Directive: Which lines contain the word "Output"? Return each of them as written.

[Extracted records]
+ + + +
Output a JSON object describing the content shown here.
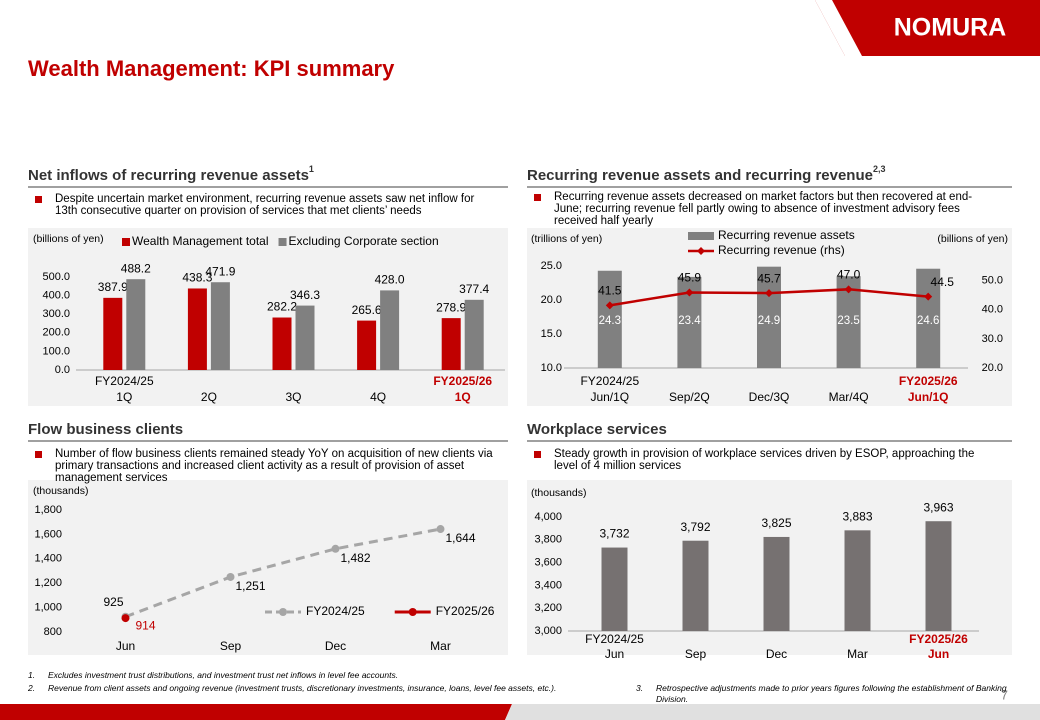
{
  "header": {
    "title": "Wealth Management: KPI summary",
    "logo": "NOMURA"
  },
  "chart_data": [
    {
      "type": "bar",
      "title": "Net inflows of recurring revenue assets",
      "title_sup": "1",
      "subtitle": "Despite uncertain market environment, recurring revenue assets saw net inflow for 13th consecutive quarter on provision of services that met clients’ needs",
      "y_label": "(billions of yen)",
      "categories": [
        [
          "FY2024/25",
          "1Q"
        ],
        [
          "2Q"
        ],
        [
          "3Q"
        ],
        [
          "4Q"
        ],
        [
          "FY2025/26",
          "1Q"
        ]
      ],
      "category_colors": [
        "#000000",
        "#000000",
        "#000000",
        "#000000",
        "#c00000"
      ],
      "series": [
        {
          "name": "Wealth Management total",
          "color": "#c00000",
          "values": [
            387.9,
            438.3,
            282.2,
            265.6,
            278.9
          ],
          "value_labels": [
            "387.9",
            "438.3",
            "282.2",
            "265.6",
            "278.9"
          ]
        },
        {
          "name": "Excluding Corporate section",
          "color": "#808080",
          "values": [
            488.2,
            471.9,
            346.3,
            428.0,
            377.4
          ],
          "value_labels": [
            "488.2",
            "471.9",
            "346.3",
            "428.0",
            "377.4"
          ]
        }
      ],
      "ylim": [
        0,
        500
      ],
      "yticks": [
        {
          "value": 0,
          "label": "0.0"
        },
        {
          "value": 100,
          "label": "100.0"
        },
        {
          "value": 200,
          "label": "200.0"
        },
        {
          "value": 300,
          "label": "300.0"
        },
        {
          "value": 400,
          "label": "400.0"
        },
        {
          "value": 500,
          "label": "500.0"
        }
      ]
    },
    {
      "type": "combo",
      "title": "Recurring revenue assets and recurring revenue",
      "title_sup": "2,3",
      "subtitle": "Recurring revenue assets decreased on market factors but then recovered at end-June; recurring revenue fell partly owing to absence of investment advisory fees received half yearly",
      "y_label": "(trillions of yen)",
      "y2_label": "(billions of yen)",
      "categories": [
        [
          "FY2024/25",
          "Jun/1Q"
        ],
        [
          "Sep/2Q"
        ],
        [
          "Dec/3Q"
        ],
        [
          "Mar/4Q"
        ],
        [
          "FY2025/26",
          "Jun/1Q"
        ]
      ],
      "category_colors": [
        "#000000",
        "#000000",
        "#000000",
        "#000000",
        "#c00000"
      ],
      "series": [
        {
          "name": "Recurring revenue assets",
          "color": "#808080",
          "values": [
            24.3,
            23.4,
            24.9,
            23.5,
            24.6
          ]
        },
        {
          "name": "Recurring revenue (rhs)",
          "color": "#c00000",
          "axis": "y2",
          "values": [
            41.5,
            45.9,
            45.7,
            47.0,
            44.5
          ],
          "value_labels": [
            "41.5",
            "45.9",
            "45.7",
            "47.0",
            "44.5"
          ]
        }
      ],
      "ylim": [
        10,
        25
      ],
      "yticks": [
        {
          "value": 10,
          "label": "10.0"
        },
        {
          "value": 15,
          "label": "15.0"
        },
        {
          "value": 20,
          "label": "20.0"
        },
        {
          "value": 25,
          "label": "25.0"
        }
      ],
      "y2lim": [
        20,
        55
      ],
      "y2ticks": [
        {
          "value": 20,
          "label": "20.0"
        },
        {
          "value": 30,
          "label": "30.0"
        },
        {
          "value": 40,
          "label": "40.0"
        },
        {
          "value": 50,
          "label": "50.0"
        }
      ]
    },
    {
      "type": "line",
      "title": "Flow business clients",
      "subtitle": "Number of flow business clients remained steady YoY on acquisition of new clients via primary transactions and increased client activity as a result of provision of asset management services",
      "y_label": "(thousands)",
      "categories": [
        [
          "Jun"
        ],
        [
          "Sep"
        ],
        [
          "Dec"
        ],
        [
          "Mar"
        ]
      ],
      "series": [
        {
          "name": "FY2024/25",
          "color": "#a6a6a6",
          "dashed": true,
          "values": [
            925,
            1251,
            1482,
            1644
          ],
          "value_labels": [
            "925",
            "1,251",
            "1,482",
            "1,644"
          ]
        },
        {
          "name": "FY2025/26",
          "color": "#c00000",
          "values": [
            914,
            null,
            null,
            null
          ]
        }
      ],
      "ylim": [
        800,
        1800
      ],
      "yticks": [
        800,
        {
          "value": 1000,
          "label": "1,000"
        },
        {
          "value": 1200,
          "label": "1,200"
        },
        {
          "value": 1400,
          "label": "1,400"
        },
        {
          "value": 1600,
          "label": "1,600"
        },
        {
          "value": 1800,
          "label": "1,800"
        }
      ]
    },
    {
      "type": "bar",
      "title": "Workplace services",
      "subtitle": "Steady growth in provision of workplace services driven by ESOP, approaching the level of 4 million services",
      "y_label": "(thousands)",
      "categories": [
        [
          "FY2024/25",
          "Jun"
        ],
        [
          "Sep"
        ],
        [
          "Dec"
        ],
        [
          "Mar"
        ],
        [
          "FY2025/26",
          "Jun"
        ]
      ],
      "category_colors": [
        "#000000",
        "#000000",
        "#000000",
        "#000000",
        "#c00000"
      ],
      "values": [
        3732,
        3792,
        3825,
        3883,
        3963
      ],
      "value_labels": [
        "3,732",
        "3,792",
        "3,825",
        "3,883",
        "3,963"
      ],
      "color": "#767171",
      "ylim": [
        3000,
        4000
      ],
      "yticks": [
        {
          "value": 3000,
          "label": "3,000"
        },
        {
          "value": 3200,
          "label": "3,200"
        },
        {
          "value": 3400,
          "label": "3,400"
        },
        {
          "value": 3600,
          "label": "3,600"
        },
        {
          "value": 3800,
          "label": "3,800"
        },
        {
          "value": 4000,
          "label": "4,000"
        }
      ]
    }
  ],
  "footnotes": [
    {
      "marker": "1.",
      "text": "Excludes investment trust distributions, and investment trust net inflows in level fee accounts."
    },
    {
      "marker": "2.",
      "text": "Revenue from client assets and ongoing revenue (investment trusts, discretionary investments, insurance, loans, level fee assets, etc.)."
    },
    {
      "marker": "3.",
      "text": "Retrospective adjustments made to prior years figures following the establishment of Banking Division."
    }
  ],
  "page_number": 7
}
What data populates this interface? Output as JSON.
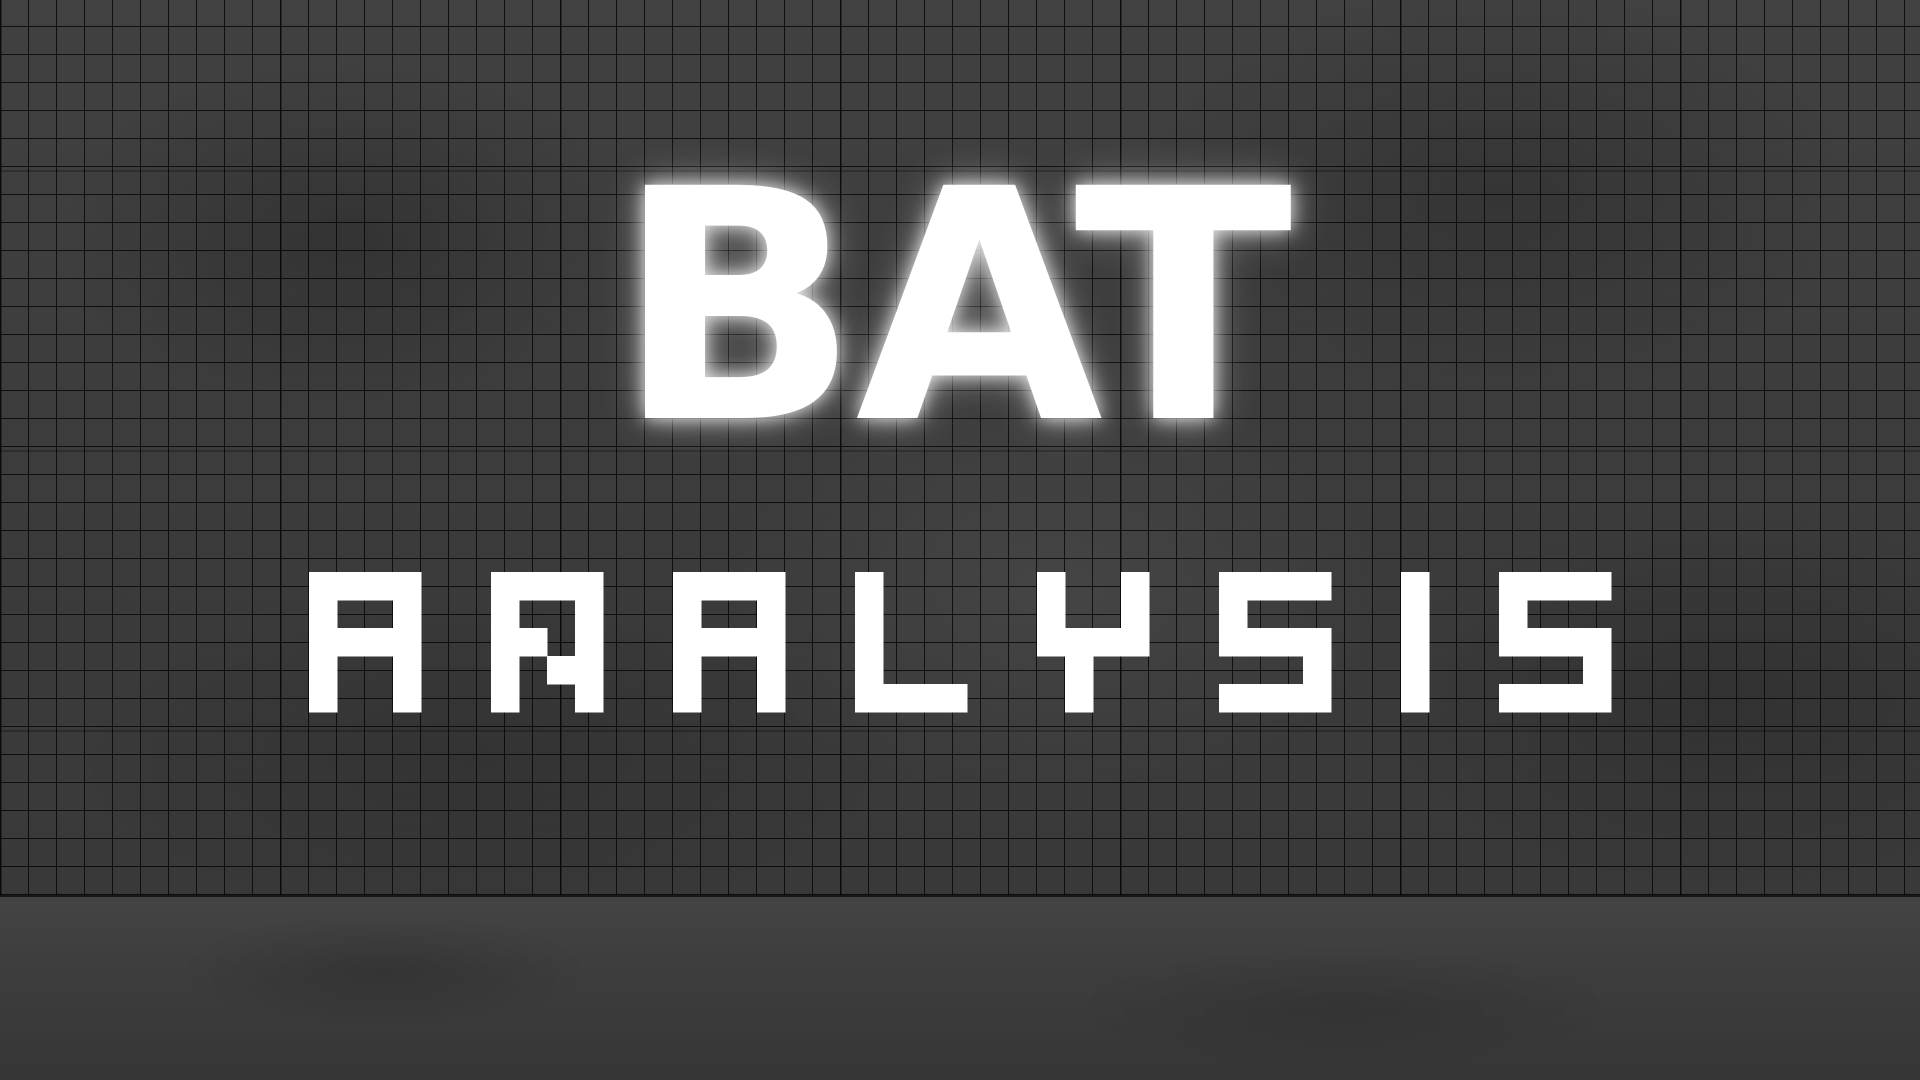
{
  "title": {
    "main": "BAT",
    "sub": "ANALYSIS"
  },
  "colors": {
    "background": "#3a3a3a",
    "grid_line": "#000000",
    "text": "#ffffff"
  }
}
+ + + +
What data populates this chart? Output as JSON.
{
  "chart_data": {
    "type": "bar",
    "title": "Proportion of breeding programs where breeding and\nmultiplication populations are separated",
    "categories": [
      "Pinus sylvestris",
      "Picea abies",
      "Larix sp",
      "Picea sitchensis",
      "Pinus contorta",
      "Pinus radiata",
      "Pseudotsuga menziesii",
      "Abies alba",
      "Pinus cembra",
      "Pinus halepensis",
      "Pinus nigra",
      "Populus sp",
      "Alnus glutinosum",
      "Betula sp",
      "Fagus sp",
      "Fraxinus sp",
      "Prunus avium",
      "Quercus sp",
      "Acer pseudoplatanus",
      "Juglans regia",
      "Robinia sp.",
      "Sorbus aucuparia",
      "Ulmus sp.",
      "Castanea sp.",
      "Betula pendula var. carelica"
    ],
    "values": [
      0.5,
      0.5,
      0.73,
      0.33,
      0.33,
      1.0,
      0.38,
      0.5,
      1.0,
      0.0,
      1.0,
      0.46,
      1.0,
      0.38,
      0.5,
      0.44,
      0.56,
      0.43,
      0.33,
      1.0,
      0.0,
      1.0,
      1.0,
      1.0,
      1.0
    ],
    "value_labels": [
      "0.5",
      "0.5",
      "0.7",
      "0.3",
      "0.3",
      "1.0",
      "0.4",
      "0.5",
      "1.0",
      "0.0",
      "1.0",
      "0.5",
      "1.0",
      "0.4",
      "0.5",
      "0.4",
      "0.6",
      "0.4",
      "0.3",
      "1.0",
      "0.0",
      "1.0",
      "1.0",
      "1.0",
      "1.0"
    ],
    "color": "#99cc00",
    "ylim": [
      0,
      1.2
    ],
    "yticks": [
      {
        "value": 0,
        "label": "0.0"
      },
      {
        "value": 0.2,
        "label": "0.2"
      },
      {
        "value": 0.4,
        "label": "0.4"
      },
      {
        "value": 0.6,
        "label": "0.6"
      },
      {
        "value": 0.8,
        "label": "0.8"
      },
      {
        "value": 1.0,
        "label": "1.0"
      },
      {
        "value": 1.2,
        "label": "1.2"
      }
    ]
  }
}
+ + + +
Reply:
Output a JSON object describing the content shown here.
What data populates this interface? Output as JSON.
What data populates this chart? Output as JSON.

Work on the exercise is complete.